### Task details:
Give the number of lines that include the word "cumilative", nothing more.

### Information supplied:

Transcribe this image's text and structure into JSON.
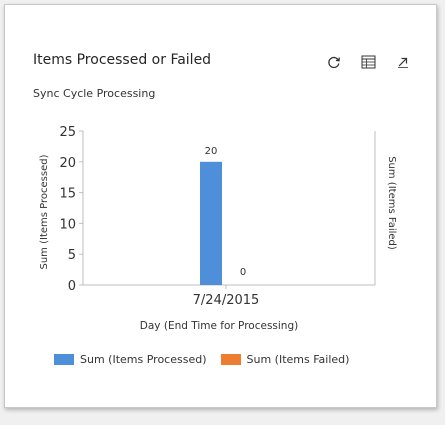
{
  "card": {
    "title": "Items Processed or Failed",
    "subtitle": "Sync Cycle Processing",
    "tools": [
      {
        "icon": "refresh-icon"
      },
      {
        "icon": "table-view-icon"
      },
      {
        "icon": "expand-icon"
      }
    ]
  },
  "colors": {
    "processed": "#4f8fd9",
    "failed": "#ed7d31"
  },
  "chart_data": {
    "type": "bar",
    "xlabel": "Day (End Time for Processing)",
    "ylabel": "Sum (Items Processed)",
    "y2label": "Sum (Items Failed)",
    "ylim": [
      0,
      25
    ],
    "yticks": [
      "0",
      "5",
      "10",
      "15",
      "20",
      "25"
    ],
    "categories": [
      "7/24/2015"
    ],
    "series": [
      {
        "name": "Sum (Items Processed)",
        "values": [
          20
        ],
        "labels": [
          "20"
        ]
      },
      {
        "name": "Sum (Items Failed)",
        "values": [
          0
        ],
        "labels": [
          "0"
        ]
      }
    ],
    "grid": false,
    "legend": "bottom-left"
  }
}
* * *
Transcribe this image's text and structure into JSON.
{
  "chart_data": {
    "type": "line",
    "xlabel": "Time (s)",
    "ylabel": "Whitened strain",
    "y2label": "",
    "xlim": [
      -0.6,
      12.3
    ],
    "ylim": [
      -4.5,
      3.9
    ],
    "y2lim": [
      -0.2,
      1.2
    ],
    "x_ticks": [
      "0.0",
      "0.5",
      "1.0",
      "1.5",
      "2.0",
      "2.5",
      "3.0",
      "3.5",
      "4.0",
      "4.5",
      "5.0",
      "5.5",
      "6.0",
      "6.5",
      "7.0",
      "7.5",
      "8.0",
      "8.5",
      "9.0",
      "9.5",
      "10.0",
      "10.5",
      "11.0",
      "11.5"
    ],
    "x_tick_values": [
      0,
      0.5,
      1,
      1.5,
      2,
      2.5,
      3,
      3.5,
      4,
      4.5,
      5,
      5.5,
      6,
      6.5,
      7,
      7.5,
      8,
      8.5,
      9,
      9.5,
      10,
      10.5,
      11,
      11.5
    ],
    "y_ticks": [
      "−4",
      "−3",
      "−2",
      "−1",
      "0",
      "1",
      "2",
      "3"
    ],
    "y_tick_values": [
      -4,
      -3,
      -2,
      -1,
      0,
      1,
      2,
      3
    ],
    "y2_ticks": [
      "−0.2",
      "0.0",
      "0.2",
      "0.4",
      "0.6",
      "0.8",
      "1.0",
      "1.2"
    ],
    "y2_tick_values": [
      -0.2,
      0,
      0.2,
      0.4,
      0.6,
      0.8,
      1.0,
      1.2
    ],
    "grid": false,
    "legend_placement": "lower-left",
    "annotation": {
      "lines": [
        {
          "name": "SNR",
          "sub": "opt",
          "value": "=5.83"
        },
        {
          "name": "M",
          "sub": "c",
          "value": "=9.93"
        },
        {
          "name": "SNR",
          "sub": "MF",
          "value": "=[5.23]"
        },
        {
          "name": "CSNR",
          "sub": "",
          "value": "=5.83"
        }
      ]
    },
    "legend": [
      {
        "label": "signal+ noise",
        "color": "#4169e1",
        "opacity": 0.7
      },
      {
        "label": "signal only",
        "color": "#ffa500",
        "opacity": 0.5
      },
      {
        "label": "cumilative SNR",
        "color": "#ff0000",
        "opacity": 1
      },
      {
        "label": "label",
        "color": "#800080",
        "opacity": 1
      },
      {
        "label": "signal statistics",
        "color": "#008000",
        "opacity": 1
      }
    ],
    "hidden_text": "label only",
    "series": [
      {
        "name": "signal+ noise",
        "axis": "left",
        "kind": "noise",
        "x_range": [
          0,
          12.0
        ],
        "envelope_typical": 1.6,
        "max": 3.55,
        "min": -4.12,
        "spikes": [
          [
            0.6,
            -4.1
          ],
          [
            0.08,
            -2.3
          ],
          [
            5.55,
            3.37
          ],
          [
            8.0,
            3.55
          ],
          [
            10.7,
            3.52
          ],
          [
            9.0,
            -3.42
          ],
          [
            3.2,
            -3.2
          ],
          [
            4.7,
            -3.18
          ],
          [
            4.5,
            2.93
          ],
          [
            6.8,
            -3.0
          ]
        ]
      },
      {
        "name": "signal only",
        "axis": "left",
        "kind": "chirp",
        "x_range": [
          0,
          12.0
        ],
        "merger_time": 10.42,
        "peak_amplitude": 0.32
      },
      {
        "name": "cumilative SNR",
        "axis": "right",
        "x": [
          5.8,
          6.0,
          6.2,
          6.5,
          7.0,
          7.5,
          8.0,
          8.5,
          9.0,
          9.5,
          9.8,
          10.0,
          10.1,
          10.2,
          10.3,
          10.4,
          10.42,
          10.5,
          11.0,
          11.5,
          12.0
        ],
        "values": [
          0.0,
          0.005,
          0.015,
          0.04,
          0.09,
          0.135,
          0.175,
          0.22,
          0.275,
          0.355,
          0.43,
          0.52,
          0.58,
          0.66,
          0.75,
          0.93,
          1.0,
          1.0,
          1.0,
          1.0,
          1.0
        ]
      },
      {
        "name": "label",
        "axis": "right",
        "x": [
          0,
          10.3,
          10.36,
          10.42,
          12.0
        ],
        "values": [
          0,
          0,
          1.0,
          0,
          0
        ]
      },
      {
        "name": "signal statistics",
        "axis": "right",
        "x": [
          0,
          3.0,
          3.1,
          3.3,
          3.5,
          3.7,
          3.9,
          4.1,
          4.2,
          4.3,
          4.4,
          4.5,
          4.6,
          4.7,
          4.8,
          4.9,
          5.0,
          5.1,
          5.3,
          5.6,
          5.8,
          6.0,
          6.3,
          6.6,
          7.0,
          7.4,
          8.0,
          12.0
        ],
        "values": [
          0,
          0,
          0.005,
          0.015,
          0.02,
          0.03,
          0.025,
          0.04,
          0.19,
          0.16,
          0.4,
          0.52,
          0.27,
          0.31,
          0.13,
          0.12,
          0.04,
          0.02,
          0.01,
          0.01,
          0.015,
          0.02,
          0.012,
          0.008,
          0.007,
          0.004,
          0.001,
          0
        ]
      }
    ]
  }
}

### Exercise answer:
2